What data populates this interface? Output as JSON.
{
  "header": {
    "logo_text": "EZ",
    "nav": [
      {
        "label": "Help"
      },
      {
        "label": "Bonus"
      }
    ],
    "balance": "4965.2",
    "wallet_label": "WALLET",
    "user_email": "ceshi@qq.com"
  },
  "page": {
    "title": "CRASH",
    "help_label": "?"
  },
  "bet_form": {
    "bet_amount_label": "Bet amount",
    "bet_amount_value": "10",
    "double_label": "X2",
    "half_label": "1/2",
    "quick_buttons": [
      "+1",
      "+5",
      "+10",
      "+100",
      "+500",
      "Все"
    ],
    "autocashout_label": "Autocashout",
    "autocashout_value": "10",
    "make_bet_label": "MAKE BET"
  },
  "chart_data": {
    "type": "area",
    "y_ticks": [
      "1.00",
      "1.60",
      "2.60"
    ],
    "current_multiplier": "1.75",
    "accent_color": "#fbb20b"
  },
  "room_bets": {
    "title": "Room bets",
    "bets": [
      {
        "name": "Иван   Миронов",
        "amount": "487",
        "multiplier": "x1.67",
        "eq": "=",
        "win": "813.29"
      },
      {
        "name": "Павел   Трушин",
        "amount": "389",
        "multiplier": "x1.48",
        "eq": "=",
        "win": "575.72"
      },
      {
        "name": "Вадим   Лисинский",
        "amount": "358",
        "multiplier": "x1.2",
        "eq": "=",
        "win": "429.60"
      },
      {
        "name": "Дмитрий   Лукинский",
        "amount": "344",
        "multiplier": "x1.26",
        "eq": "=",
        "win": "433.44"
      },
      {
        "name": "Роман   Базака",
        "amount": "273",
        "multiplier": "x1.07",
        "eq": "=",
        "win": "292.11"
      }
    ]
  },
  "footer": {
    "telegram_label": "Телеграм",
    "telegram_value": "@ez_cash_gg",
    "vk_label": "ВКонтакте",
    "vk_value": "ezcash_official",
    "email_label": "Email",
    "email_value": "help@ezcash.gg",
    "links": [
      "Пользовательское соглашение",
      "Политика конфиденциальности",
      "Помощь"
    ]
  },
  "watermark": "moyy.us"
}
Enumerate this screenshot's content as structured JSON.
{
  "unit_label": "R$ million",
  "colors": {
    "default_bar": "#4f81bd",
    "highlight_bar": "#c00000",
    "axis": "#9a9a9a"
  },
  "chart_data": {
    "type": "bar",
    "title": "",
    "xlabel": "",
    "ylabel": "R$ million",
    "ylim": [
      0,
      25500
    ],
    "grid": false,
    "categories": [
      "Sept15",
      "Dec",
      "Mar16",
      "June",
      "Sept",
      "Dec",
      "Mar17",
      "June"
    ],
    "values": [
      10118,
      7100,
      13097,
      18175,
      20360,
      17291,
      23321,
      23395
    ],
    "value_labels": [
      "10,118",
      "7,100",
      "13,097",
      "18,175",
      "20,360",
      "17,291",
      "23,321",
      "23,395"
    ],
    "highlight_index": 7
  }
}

* [EXERCISE]: Give an exact repetition of all the material.

* [FULL OUTPUT]:
What data populates this interface? Output as JSON.
{
  "header": {
    "logo_text": "EZ",
    "nav": [
      {
        "label": "Help"
      },
      {
        "label": "Bonus"
      }
    ],
    "balance": "4965.2",
    "wallet_label": "WALLET",
    "user_email": "ceshi@qq.com"
  },
  "page": {
    "title": "CRASH",
    "help_label": "?"
  },
  "bet_form": {
    "bet_amount_label": "Bet amount",
    "bet_amount_value": "10",
    "double_label": "X2",
    "half_label": "1/2",
    "quick_buttons": [
      "+1",
      "+5",
      "+10",
      "+100",
      "+500",
      "Все"
    ],
    "autocashout_label": "Autocashout",
    "autocashout_value": "10",
    "make_bet_label": "MAKE BET"
  },
  "chart_data": {
    "type": "area",
    "y_ticks": [
      "1.00",
      "1.60",
      "2.60"
    ],
    "current_multiplier": "1.75",
    "accent_color": "#fbb20b"
  },
  "room_bets": {
    "title": "Room bets",
    "bets": [
      {
        "name": "Иван   Миронов",
        "amount": "487",
        "multiplier": "x1.67",
        "eq": "=",
        "win": "813.29"
      },
      {
        "name": "Павел   Трушин",
        "amount": "389",
        "multiplier": "x1.48",
        "eq": "=",
        "win": "575.72"
      },
      {
        "name": "Вадим   Лисинский",
        "amount": "358",
        "multiplier": "x1.2",
        "eq": "=",
        "win": "429.60"
      },
      {
        "name": "Дмитрий   Лукинский",
        "amount": "344",
        "multiplier": "x1.26",
        "eq": "=",
        "win": "433.44"
      },
      {
        "name": "Роман   Базака",
        "amount": "273",
        "multiplier": "x1.07",
        "eq": "=",
        "win": "292.11"
      }
    ]
  },
  "footer": {
    "telegram_label": "Телеграм",
    "telegram_value": "@ez_cash_gg",
    "vk_label": "ВКонтакте",
    "vk_value": "ezcash_official",
    "email_label": "Email",
    "email_value": "help@ezcash.gg",
    "links": [
      "Пользовательское соглашение",
      "Политика конфиденциальности",
      "Помощь"
    ]
  },
  "watermark": "moyy.us"
}
Enumerate this screenshot's content as structured JSON.
{
  "unit_label": "R$ million",
  "colors": {
    "default_bar": "#4f81bd",
    "highlight_bar": "#c00000",
    "axis": "#9a9a9a"
  },
  "chart_data": {
    "type": "bar",
    "title": "",
    "xlabel": "",
    "ylabel": "R$ million",
    "ylim": [
      0,
      25500
    ],
    "grid": false,
    "categories": [
      "Sept15",
      "Dec",
      "Mar16",
      "June",
      "Sept",
      "Dec",
      "Mar17",
      "June"
    ],
    "values": [
      10118,
      7100,
      13097,
      18175,
      20360,
      17291,
      23321,
      23395
    ],
    "value_labels": [
      "10,118",
      "7,100",
      "13,097",
      "18,175",
      "20,360",
      "17,291",
      "23,321",
      "23,395"
    ],
    "highlight_index": 7
  }
}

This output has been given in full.